◆ The task
Filter for the word "Weiter" and keep each matching line.

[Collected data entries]
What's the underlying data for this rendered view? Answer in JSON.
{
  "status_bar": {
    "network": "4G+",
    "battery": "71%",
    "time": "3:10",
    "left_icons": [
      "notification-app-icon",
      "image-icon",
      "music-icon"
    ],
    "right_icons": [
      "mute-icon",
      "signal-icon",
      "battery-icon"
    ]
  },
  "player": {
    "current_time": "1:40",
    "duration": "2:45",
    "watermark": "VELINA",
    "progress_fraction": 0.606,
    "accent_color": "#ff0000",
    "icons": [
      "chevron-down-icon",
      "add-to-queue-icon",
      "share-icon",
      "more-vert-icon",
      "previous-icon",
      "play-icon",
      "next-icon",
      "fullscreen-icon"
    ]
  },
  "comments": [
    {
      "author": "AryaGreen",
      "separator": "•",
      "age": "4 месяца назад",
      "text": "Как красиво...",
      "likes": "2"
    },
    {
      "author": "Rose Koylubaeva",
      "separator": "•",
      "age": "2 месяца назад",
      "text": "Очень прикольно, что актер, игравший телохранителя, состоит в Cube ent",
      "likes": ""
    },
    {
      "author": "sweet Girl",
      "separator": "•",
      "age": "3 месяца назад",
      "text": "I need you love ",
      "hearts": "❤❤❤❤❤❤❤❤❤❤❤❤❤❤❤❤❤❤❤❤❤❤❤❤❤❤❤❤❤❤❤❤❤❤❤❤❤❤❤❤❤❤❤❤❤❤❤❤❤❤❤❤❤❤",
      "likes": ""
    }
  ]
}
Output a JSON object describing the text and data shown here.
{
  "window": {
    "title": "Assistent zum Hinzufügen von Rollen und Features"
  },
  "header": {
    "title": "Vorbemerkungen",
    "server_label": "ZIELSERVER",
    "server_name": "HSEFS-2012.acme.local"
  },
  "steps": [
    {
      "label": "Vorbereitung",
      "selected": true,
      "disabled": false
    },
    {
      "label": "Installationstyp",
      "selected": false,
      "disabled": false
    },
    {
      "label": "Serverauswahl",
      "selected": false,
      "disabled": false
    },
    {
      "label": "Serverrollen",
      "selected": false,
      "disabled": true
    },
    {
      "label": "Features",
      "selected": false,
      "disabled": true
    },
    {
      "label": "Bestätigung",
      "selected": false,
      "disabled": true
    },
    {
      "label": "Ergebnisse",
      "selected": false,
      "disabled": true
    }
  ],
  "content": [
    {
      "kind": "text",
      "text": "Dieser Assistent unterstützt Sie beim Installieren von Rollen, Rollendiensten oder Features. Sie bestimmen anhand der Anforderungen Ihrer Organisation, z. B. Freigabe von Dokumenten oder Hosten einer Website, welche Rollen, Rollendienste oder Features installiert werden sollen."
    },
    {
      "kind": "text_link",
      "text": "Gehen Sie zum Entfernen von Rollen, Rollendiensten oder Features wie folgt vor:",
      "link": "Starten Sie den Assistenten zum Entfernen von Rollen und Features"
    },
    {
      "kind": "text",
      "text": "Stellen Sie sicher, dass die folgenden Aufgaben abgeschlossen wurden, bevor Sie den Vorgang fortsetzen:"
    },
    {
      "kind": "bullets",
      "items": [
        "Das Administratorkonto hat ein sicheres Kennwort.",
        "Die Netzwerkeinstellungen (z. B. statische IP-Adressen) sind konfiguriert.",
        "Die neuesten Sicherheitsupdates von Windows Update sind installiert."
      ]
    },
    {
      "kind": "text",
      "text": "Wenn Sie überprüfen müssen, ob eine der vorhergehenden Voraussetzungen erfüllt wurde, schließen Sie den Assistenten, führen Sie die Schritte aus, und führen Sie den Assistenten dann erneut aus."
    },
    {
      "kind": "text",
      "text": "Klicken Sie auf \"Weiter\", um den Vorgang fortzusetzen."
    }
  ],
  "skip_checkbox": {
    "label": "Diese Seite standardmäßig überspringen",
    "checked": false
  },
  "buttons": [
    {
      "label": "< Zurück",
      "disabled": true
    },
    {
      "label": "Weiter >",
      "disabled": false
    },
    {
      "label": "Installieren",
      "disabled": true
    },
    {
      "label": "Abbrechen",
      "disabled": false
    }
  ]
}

◆ Result
      "text": "Klicken Sie auf \"Weiter\", um den Vorgang fortzusetzen."
      "label": "Weiter >",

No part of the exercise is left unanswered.